-- begin EXTRACTED DATA --

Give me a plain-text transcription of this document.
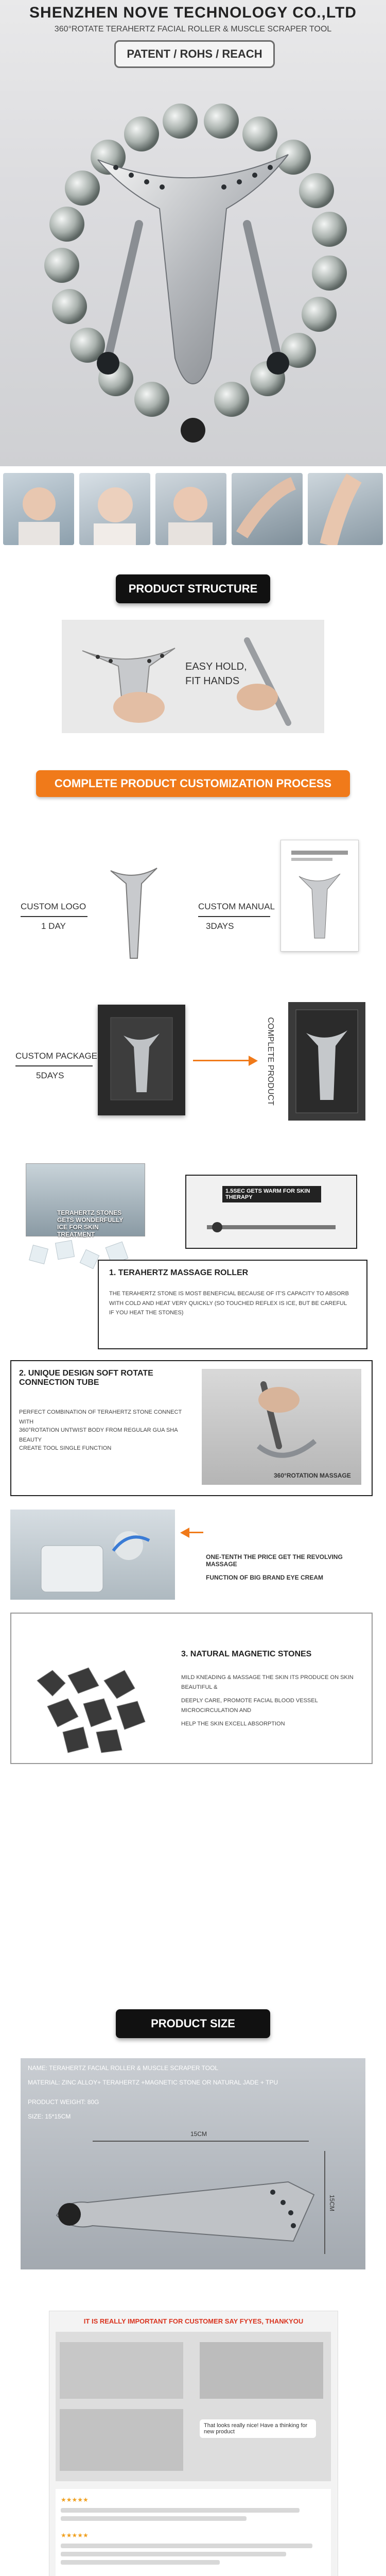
SHENZHEN NOVE TECHNOLOGY CO.,LTD
360°ROTATE TERAHERTZ FACIAL ROLLER & MUSCLE SCRAPER TOOL
PATENT / ROHS / REACH
PRODUCT STRUCTURE
EASY HOLD,
FIT HANDS
COMPLETE PRODUCT CUSTOMIZATION PROCESS
CUSTOM LOGO
1 DAY
CUSTOM MANUAL
3DAYS
CUSTOM PACKAGE
5DAYS	COMPLETE PRODUCT
TERAHERTZ STONES GETS WONDERFULLY ICE FOR SKIN TREATMENT
1.5SEC GETS WARM FOR SKIN THERAPY
1. TERAHERTZ MASSAGE ROLLER
THE TERAHERTZ STONE IS MOST BENEFICIAL BECAUSE OF IT'S CAPACITY TO ABSORB WITH COLD AND HEAT VERY QUICKLY (SO TOUCHED REFLEX IS ICE, BUT BE CAREFUL IF YOU HEAT THE STONES)
2. UNIQUE DESIGN SOFT ROTATE CONNECTION TUBE
PERFECT COMBINATION OF TERAHERTZ STONE CONNECT WITH
360°ROTATION UNTWIST BODY FROM REGULAR GUA SHA BEAUTY
CREATE TOOL SINGLE FUNCTION
360°ROTATION MASSAGE
ONE-TENTH THE PRICE GET THE REVOLVING MASSAGE
FUNCTION OF BIG BRAND EYE CREAM
3. NATURAL MAGNETIC STONES
MILD KNEADING & MASSAGE THE SKIN ITS PRODUCE ON SKIN BEAUTIFUL &
DEEPLY CARE, PROMOTE FACIAL BLOOD VESSEL MICROCIRCULATION AND
HELP THE SKIN EXCELL ABSORPTION
PRODUCT SIZE
NAME: TERAHERTZ FACIAL ROLLER & MUSCLE SCRAPER TOOL
MATERIAL: ZINC ALLOY+ TERAHERTZ +MAGNETIC STONE OR NATURAL JADE + TPU
PRODUCT WEIGHT: 80G
SIZE: 15*15CM
15CM
15CM
IT IS REALLY IMPORTANT FOR CUSTOMER SAY FYYES, THANKYOU
That looks really nice! Have a thinking for new product
★★★★★
★★★★★
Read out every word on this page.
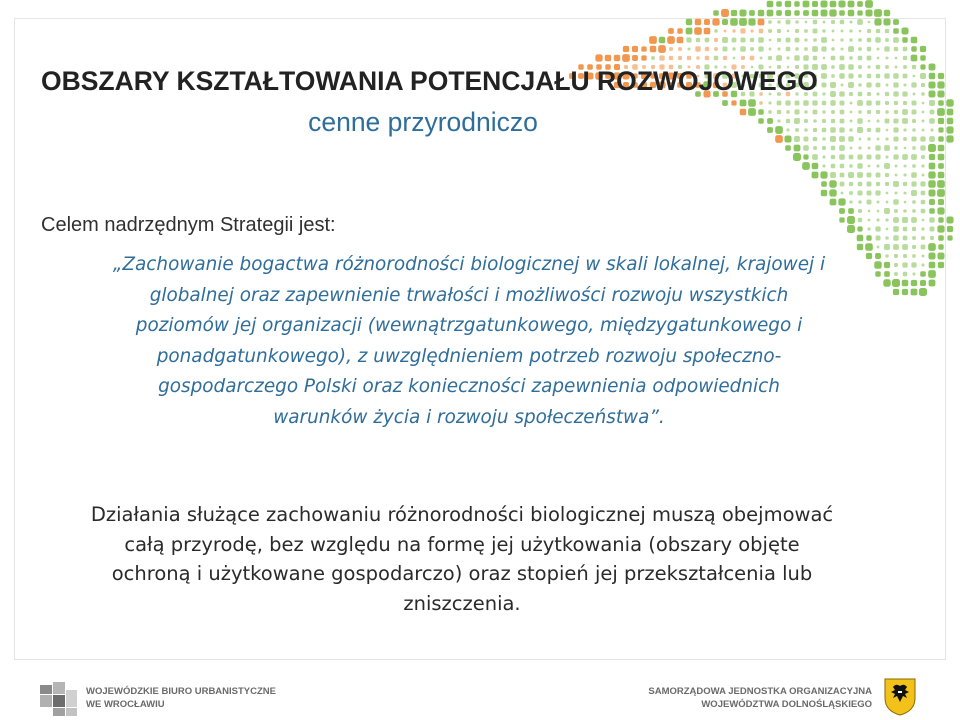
OBSZARY KSZTAŁTOWANIA POTENCJAŁU ROZWOJOWEGO
cenne przyrodniczo
Celem nadrzędnym Strategii jest:
„Zachowanie bogactwa różnorodności biologicznej w skali lokalnej, krajowej i
globalnej oraz zapewnienie trwałości i możliwości rozwoju wszystkich
poziomów jej organizacji (wewnątrzgatunkowego, międzygatunkowego i
ponadgatunkowego), z uwzględnieniem potrzeb rozwoju społeczno-
gospodarczego Polski oraz konieczności zapewnienia odpowiednich
warunków życia i rozwoju społeczeństwa”.
Działania służące zachowaniu różnorodności biologicznej muszą obejmować
całą przyrodę, bez względu na formę jej użytkowania (obszary objęte
ochroną i użytkowane gospodarczo) oraz stopień jej przekształcenia lub
zniszczenia.
WOJEWÓDZKIE BIURO URBANISTYCZNE
WE WROCŁAWIU
SAMORZĄDOWA JEDNOSTKA ORGANIZACYJNA
WOJEWÓDZTWA DOLNOŚLĄSKIEGO
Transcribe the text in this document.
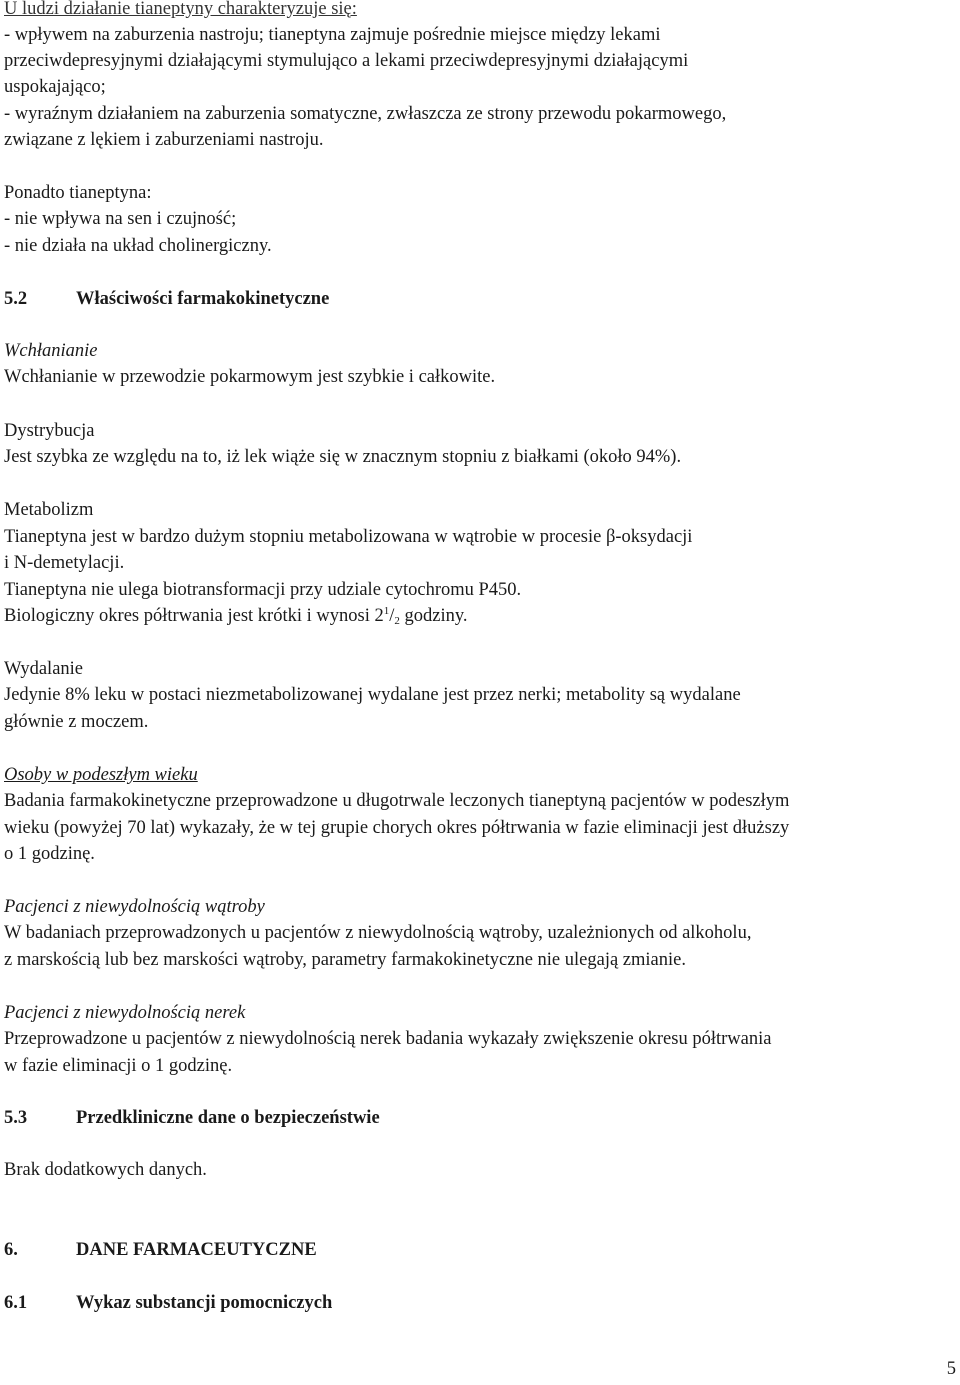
U ludzi działanie tianeptyny charakteryzuje się:

- wpływem na zaburzenia nastroju; tianeptyna zajmuje pośrednie miejsce między lekami

przeciwdepresyjnymi działającymi stymulująco a lekami przeciwdepresyjnymi działającymi

uspokajająco;

- wyraźnym działaniem na zaburzenia somatyczne, zwłaszcza ze strony przewodu pokarmowego,

związane z lękiem i zaburzeniami nastroju.

Ponadto tianeptyna:

- nie wpływa na sen i czujność;

- nie działa na układ cholinergiczny.

5.2	Właściwości farmakokinetyczne

Wchłanianie

Wchłanianie w przewodzie pokarmowym jest szybkie i całkowite.

Dystrybucja

Jest szybka ze względu na to, iż lek wiąże się w znacznym stopniu z białkami (około 94%).

Metabolizm

Tianeptyna jest w bardzo dużym stopniu metabolizowana w wątrobie w procesie β-oksydacji

i N-demetylacji.

Tianeptyna nie ulega biotransformacji przy udziale cytochromu P450.

Biologiczny okres półtrwania jest krótki i wynosi $2^1/_2$ godziny.

Wydalanie

Jedynie 8% leku w postaci niezmetabolizowanej wydalane jest przez nerki; metabolity są wydalane

głównie z moczem.

Osoby w podeszłym wieku

Badania farmakokinetyczne przeprowadzone u długotrwale leczonych tianeptyną pacjentów w podeszłym

wieku (powyżej 70 lat) wykazały, że w tej grupie chorych okres półtrwania w fazie eliminacji jest dłuższy

o 1 godzinę.

Pacjenci z niewydolnością wątroby

W badaniach przeprowadzonych u pacjentów z niewydolnością wątroby, uzależnionych od alkoholu,

z marskością lub bez marskości wątroby, parametry farmakokinetyczne nie ulegają zmianie.

Pacjenci z niewydolnością nerek

Przeprowadzone u pacjentów z niewydolnością nerek badania wykazały zwiększenie okresu półtrwania

w fazie eliminacji o 1 godzinę.

5.3	Przedkliniczne dane o bezpieczeństwie

Brak dodatkowych danych.

6.	DANE FARMACEUTYCZNE

6.1	Wykaz substancji pomocniczych

5
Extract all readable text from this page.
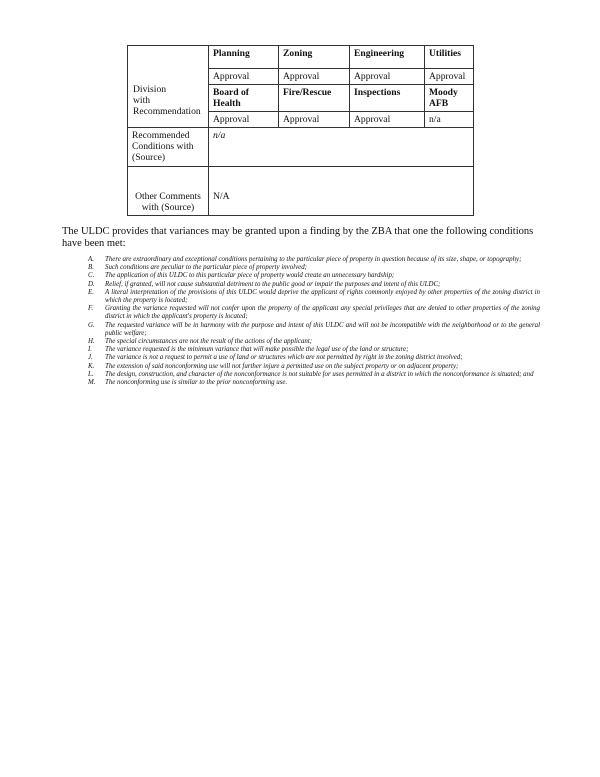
Division
with
Recommendation	Planning	Zoning	Engineering	Utilities
	Approval	Approval	Approval	Approval
	Board of Health	Fire/Rescue	Inspections	Moody AFB
	Approval	Approval	Approval	n/a
Recommended Conditions with (Source)	n/a			
Other Comments with (Source)	N/A			
The ULDC provides that variances may be granted upon a finding by the ZBA that one the following conditions have been met:
A.	There are extraordinary and exceptional conditions pertaining to the particular piece of property in question because of its size, shape, or topography;
B.	Such conditions are peculiar to the particular piece of property involved;
C.	The application of this ULDC to this particular piece of property would create an unnecessary hardship;
D.	Relief, if granted, will not cause substantial detriment to the public good or impair the purposes and intent of this ULDC;
E.	A literal interpretation of the provisions of this ULDC would deprive the applicant of rights commonly enjoyed by other properties of the zoning district in which the property is located;
F.	Granting the variance requested will not confer upon the property of the applicant any special privileges that are denied to other properties of the zoning district in which the applicant's property is located;
G.	The requested variance will be in harmony with the purpose and intent of this ULDC and will not be incompatible with the neighborhood or to the general public welfare;
H.	The special circumstances are not the result of the actions of the applicant;
I.	The variance requested is the minimum variance that will make possible the legal use of the land or structure;
J.	The variance is not a request to permit a use of land or structures which are not permitted by right in the zoning district involved;
K.	The extension of said nonconforming use will not further injure a permitted use on the subject property or on adjacent property;
L.	The design, construction, and character of the nonconformance is not suitable for uses permitted in a district in which the nonconformance is situated; and
M.	The nonconforming use is similar to the prior nonconforming use.
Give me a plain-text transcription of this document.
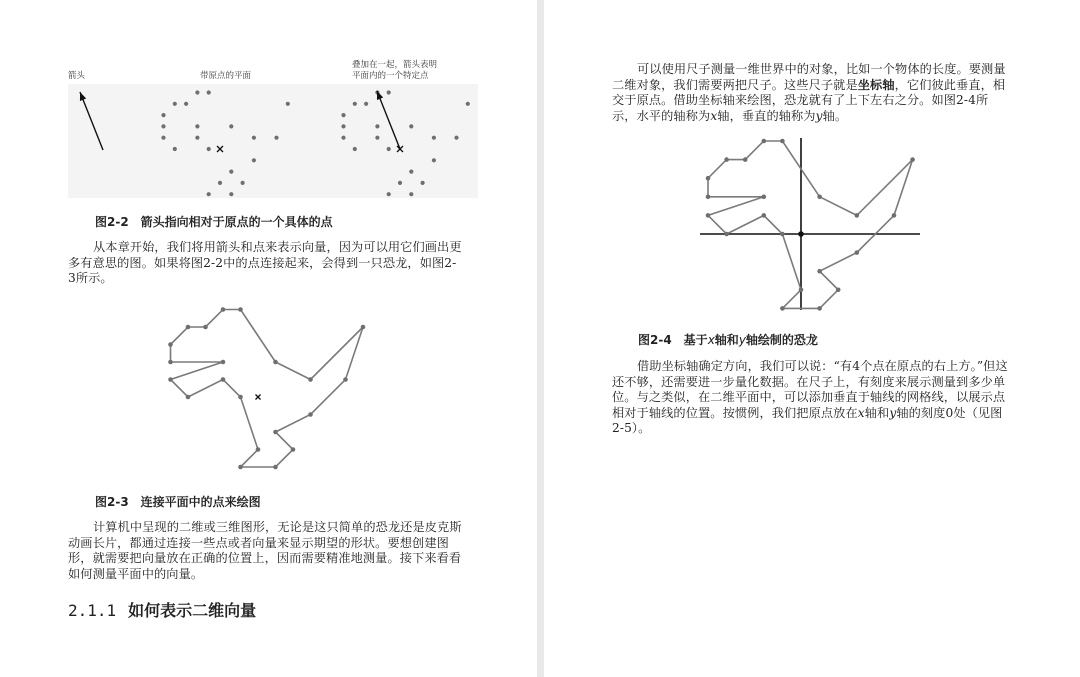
箭头	带原点的平面
叠加在一起，箭头表明
平面内的一个特定点
图2-2　箭头指向相对于原点的一个具体的点

从本章开始，我们将用箭头和点来表示向量，因为可以用它们画出更多有意思的图。如果将图2-2中的点连接起来，会得到一只恐龙，如图2-3所示。

图2-3　连接平面中的点来绘图

计算机中呈现的二维或三维图形，无论是这只简单的恐龙还是皮克斯动画长片，都通过连接一些点或者向量来显示期望的形状。要想创建图形，就需要把向量放在正确的位置上，因而需要精准地测量。接下来看看如何测量平面中的向量。

2.1.1 如何表示二维向量

可以使用尺子测量一维世界中的对象，比如一个物体的长度。要测量二维对象，我们需要两把尺子。这些尺子就是坐标轴，它们彼此垂直，相交于原点。借助坐标轴来绘图，恐龙就有了上下左右之分。如图2-4所示，水平的轴称为x轴，垂直的轴称为y轴。

图2-4　基于x轴和y轴绘制的恐龙

借助坐标轴确定方向，我们可以说：“有4个点在原点的右上方。”但这还不够，还需要进一步量化数据。在尺子上，有刻度来展示测量到多少单位。与之类似，在二维平面中，可以添加垂直于轴线的网格线，以展示点相对于轴线的位置。按惯例，我们把原点放在x轴和y轴的刻度0处（见图2-5）。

-- end EXTRACTED DATA --

• TASK DETAILS: Extract all lines that hold the word "względu".

• WRITTEN ANSWER:
całą przyrodę, bez względu na formę jej użytkowania (obszary objęte
Jest szybka ze względu na to, iż lek wiąże się w znacznym stopniu z białkami (około 94%).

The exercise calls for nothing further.